[Start]
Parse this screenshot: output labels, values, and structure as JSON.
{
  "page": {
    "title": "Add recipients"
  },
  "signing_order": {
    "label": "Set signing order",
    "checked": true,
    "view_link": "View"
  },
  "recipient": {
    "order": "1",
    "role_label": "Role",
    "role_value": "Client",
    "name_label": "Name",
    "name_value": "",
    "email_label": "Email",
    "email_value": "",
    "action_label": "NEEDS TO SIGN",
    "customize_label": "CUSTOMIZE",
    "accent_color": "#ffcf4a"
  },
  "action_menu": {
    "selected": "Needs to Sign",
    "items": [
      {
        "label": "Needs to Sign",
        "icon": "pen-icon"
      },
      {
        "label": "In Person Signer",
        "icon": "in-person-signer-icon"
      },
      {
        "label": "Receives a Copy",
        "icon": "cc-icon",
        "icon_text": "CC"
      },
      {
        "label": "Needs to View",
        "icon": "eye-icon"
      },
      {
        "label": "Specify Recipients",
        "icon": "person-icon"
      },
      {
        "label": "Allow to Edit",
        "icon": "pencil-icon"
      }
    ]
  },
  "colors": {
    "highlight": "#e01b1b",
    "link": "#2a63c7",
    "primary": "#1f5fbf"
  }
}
[End]
**Exercise aim**:
Every entry should be output exactly as written, please.

**Finished exercise**:
Parse this screenshot: output labels, values, and structure as JSON.
{
  "page": {
    "title": "Add recipients"
  },
  "signing_order": {
    "label": "Set signing order",
    "checked": true,
    "view_link": "View"
  },
  "recipient": {
    "order": "1",
    "role_label": "Role",
    "role_value": "Client",
    "name_label": "Name",
    "name_value": "",
    "email_label": "Email",
    "email_value": "",
    "action_label": "NEEDS TO SIGN",
    "customize_label": "CUSTOMIZE",
    "accent_color": "#ffcf4a"
  },
  "action_menu": {
    "selected": "Needs to Sign",
    "items": [
      {
        "label": "Needs to Sign",
        "icon": "pen-icon"
      },
      {
        "label": "In Person Signer",
        "icon": "in-person-signer-icon"
      },
      {
        "label": "Receives a Copy",
        "icon": "cc-icon",
        "icon_text": "CC"
      },
      {
        "label": "Needs to View",
        "icon": "eye-icon"
      },
      {
        "label": "Specify Recipients",
        "icon": "person-icon"
      },
      {
        "label": "Allow to Edit",
        "icon": "pencil-icon"
      }
    ]
  },
  "colors": {
    "highlight": "#e01b1b",
    "link": "#2a63c7",
    "primary": "#1f5fbf"
  }
}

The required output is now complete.